▶ **THE PROBLEM**
Report the count of lines holding "from" in the records, with no other words.
((
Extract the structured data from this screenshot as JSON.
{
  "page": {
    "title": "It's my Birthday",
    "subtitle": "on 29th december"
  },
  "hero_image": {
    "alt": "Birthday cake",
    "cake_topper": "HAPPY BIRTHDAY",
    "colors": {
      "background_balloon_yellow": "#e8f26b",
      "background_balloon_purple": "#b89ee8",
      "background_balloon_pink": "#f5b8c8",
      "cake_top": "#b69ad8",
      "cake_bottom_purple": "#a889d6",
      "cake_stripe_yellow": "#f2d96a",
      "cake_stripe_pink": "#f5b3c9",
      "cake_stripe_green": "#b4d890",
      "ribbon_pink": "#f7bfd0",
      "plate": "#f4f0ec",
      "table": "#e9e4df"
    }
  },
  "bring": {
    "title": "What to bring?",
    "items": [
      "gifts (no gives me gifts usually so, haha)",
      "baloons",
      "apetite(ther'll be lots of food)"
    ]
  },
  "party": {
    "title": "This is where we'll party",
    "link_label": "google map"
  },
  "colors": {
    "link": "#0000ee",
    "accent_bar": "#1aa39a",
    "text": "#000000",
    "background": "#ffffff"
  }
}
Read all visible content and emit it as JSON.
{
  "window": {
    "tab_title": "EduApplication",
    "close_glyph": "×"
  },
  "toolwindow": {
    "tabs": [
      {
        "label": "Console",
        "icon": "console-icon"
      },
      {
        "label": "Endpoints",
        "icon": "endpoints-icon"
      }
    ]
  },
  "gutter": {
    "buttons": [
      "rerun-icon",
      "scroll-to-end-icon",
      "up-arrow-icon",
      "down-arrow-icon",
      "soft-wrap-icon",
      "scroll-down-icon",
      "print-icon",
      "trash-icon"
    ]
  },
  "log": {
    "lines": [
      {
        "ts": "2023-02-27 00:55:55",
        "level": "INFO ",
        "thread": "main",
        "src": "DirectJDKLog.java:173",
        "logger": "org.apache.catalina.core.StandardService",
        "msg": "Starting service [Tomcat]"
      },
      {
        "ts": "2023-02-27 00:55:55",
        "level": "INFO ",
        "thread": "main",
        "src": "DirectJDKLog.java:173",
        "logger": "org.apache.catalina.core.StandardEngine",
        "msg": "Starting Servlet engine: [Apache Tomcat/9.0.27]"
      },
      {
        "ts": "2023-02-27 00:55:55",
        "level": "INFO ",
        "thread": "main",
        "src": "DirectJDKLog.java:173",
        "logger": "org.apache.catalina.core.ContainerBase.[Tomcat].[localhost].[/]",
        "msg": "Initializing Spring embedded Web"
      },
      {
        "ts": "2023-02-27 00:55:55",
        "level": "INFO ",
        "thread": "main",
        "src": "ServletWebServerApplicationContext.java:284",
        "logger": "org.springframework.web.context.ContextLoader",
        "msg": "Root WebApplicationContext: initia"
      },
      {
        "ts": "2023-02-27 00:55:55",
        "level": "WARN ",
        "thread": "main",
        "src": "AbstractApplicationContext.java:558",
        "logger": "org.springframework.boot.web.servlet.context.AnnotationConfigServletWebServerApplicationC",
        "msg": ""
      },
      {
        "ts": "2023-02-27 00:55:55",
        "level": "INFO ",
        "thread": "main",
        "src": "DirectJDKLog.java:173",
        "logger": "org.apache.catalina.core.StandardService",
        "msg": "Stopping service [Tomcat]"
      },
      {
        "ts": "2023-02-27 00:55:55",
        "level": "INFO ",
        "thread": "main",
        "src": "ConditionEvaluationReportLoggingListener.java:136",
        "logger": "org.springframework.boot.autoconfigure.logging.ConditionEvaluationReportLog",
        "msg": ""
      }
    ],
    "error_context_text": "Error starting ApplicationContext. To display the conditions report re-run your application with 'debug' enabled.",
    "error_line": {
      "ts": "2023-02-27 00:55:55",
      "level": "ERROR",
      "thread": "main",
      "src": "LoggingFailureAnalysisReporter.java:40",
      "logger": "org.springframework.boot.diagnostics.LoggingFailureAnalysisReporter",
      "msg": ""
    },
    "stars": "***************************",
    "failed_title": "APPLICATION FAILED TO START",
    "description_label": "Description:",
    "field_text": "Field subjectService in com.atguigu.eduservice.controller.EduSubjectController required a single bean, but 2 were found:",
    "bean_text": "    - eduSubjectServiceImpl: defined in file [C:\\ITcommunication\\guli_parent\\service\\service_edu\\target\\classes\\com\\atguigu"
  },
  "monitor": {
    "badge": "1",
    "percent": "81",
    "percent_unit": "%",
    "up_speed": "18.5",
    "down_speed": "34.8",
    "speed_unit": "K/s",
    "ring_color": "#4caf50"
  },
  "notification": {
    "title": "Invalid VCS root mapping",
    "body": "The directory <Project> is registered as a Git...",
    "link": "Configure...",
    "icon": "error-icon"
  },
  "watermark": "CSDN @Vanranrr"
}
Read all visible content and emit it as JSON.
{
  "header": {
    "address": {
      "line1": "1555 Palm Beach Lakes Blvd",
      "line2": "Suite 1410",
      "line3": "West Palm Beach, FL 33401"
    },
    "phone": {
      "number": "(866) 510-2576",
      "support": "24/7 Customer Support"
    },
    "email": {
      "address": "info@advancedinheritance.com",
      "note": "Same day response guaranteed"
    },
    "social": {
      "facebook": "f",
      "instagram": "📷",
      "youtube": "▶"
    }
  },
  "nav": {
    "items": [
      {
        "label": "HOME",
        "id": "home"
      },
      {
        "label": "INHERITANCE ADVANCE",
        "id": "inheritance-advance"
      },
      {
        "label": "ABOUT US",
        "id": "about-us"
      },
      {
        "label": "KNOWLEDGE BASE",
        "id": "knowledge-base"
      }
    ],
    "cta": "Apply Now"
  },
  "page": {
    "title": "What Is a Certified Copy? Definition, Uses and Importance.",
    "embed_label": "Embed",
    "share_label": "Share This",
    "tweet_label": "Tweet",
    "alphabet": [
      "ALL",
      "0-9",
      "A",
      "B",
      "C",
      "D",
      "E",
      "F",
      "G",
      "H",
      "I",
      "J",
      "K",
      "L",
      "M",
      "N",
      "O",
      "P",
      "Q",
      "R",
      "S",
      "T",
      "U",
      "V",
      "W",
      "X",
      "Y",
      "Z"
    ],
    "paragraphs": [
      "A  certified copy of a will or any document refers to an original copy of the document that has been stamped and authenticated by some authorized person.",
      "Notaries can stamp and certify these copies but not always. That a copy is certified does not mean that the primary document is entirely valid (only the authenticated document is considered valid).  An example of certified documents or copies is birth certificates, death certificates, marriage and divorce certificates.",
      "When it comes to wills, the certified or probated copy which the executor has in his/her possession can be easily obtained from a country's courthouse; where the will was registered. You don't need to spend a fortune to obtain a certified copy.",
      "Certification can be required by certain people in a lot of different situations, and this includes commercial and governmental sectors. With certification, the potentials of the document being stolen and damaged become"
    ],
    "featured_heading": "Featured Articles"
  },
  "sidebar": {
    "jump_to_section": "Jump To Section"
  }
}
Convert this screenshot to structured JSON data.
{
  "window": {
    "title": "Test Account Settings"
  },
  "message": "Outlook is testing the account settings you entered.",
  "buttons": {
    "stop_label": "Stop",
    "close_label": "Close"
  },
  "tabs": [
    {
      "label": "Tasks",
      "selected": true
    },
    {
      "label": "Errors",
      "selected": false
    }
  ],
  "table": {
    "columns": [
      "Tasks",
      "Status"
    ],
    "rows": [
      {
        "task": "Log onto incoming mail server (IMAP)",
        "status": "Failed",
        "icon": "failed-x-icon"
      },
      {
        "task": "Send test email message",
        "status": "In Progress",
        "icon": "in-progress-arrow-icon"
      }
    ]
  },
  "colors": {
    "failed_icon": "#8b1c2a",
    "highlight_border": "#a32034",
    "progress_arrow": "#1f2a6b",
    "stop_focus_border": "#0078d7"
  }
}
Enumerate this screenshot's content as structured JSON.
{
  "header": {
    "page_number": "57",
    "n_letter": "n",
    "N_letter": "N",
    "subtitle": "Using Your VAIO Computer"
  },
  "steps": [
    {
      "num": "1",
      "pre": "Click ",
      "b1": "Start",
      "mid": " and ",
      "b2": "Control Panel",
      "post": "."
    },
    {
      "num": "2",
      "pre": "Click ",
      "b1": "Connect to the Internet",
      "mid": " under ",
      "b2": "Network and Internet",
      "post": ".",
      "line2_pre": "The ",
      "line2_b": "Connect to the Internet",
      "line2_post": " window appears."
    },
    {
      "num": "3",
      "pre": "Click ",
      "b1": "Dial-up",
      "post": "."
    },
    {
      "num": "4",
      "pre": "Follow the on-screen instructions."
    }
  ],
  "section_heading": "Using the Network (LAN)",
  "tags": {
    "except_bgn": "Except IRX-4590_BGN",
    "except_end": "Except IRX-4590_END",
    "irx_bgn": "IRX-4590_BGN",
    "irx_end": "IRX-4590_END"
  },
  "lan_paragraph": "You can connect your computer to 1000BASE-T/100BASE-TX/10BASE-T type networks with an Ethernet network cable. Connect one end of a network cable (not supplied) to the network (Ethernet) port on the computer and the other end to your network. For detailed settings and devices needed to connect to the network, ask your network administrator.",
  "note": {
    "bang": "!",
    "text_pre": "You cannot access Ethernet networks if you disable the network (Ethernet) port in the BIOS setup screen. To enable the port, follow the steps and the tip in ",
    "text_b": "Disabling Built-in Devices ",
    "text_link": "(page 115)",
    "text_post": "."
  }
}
))
▶ **THE ANSWER**
2